▶ WORK REQUIRED:
Transcribe the data in full and exactly, omitting any pictures.

▶ SUPPLIED RECORDS:
+ + +

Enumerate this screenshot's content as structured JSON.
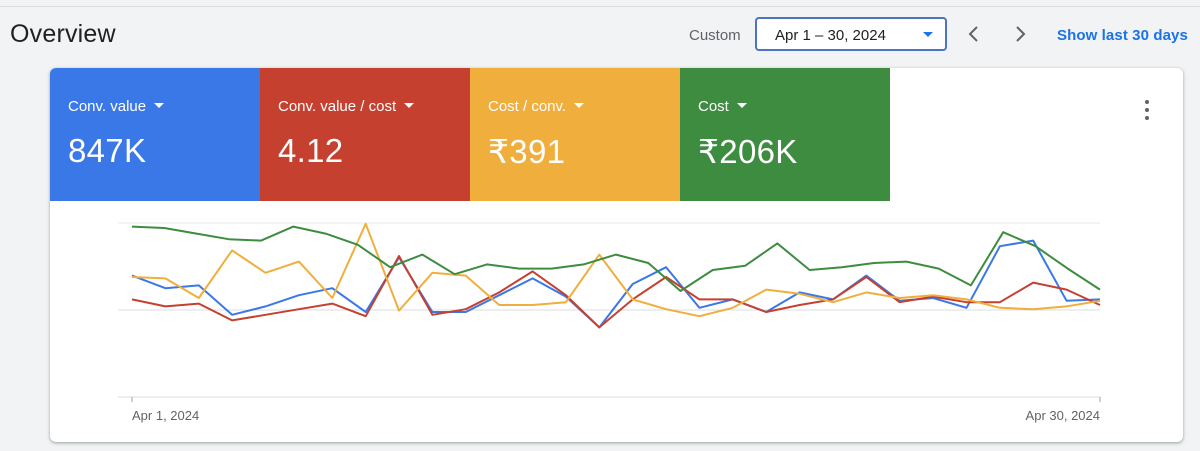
{
  "header": {
    "title": "Overview",
    "custom_label": "Custom",
    "date_range": "Apr 1 – 30, 2024",
    "show_last": "Show last 30 days"
  },
  "colors": {
    "blue": "#3b78e7",
    "red": "#c5402f",
    "yellow": "#f0ae3c",
    "green": "#3d8c40",
    "accent": "#1a73e8"
  },
  "metrics": [
    {
      "label": "Conv. value",
      "value": "847K",
      "color": "#3b78e7"
    },
    {
      "label": "Conv. value / cost",
      "value": "4.12",
      "color": "#c5402f"
    },
    {
      "label": "Cost / conv.",
      "value": "₹391",
      "color": "#f0ae3c"
    },
    {
      "label": "Cost",
      "value": "₹206K",
      "color": "#3d8c40"
    }
  ],
  "chart_data": {
    "type": "line",
    "x_start_label": "Apr 1, 2024",
    "x_end_label": "Apr 30, 2024",
    "grid": true,
    "series": [
      {
        "color": "#3b78e7",
        "values": [
          0.39,
          0.48,
          0.46,
          0.67,
          0.61,
          0.53,
          0.48,
          0.65,
          0.26,
          0.65,
          0.65,
          0.53,
          0.41,
          0.54,
          0.76,
          0.45,
          0.33,
          0.62,
          0.56,
          0.65,
          0.51,
          0.56,
          0.39,
          0.57,
          0.55,
          0.62,
          0.18,
          0.14,
          0.57,
          0.56
        ]
      },
      {
        "color": "#c5402f",
        "values": [
          0.56,
          0.61,
          0.59,
          0.71,
          0.67,
          0.63,
          0.59,
          0.68,
          0.25,
          0.67,
          0.63,
          0.51,
          0.36,
          0.53,
          0.76,
          0.56,
          0.4,
          0.56,
          0.56,
          0.65,
          0.6,
          0.56,
          0.4,
          0.58,
          0.54,
          0.58,
          0.58,
          0.44,
          0.49,
          0.6
        ]
      },
      {
        "color": "#f0ae3c",
        "values": [
          0.4,
          0.41,
          0.55,
          0.21,
          0.37,
          0.29,
          0.55,
          0.02,
          0.64,
          0.37,
          0.39,
          0.6,
          0.6,
          0.58,
          0.24,
          0.56,
          0.63,
          0.68,
          0.62,
          0.49,
          0.52,
          0.58,
          0.51,
          0.55,
          0.53,
          0.56,
          0.62,
          0.63,
          0.61,
          0.57
        ]
      },
      {
        "color": "#3d8c40",
        "values": [
          0.04,
          0.05,
          0.09,
          0.13,
          0.14,
          0.04,
          0.09,
          0.17,
          0.33,
          0.24,
          0.38,
          0.31,
          0.34,
          0.34,
          0.31,
          0.24,
          0.3,
          0.5,
          0.35,
          0.32,
          0.16,
          0.35,
          0.33,
          0.3,
          0.29,
          0.34,
          0.46,
          0.08,
          0.18,
          0.34,
          0.49
        ]
      }
    ]
  }
}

+ + +

▶ WRITTEN ANSWER:
Enumerate this screenshot's content as structured JSON.
{
  "header": {
    "title": "Overview",
    "custom_label": "Custom",
    "date_range": "Apr 1 – 30, 2024",
    "show_last": "Show last 30 days"
  },
  "colors": {
    "blue": "#3b78e7",
    "red": "#c5402f",
    "yellow": "#f0ae3c",
    "green": "#3d8c40",
    "accent": "#1a73e8"
  },
  "metrics": [
    {
      "label": "Conv. value",
      "value": "847K",
      "color": "#3b78e7"
    },
    {
      "label": "Conv. value / cost",
      "value": "4.12",
      "color": "#c5402f"
    },
    {
      "label": "Cost / conv.",
      "value": "₹391",
      "color": "#f0ae3c"
    },
    {
      "label": "Cost",
      "value": "₹206K",
      "color": "#3d8c40"
    }
  ],
  "chart_data": {
    "type": "line",
    "x_start_label": "Apr 1, 2024",
    "x_end_label": "Apr 30, 2024",
    "grid": true,
    "series": [
      {
        "color": "#3b78e7",
        "values": [
          0.39,
          0.48,
          0.46,
          0.67,
          0.61,
          0.53,
          0.48,
          0.65,
          0.26,
          0.65,
          0.65,
          0.53,
          0.41,
          0.54,
          0.76,
          0.45,
          0.33,
          0.62,
          0.56,
          0.65,
          0.51,
          0.56,
          0.39,
          0.57,
          0.55,
          0.62,
          0.18,
          0.14,
          0.57,
          0.56
        ]
      },
      {
        "color": "#c5402f",
        "values": [
          0.56,
          0.61,
          0.59,
          0.71,
          0.67,
          0.63,
          0.59,
          0.68,
          0.25,
          0.67,
          0.63,
          0.51,
          0.36,
          0.53,
          0.76,
          0.56,
          0.4,
          0.56,
          0.56,
          0.65,
          0.6,
          0.56,
          0.4,
          0.58,
          0.54,
          0.58,
          0.58,
          0.44,
          0.49,
          0.6
        ]
      },
      {
        "color": "#f0ae3c",
        "values": [
          0.4,
          0.41,
          0.55,
          0.21,
          0.37,
          0.29,
          0.55,
          0.02,
          0.64,
          0.37,
          0.39,
          0.6,
          0.6,
          0.58,
          0.24,
          0.56,
          0.63,
          0.68,
          0.62,
          0.49,
          0.52,
          0.58,
          0.51,
          0.55,
          0.53,
          0.56,
          0.62,
          0.63,
          0.61,
          0.57
        ]
      },
      {
        "color": "#3d8c40",
        "values": [
          0.04,
          0.05,
          0.09,
          0.13,
          0.14,
          0.04,
          0.09,
          0.17,
          0.33,
          0.24,
          0.38,
          0.31,
          0.34,
          0.34,
          0.31,
          0.24,
          0.3,
          0.5,
          0.35,
          0.32,
          0.16,
          0.35,
          0.33,
          0.3,
          0.29,
          0.34,
          0.46,
          0.08,
          0.18,
          0.34,
          0.49
        ]
      }
    ]
  }
}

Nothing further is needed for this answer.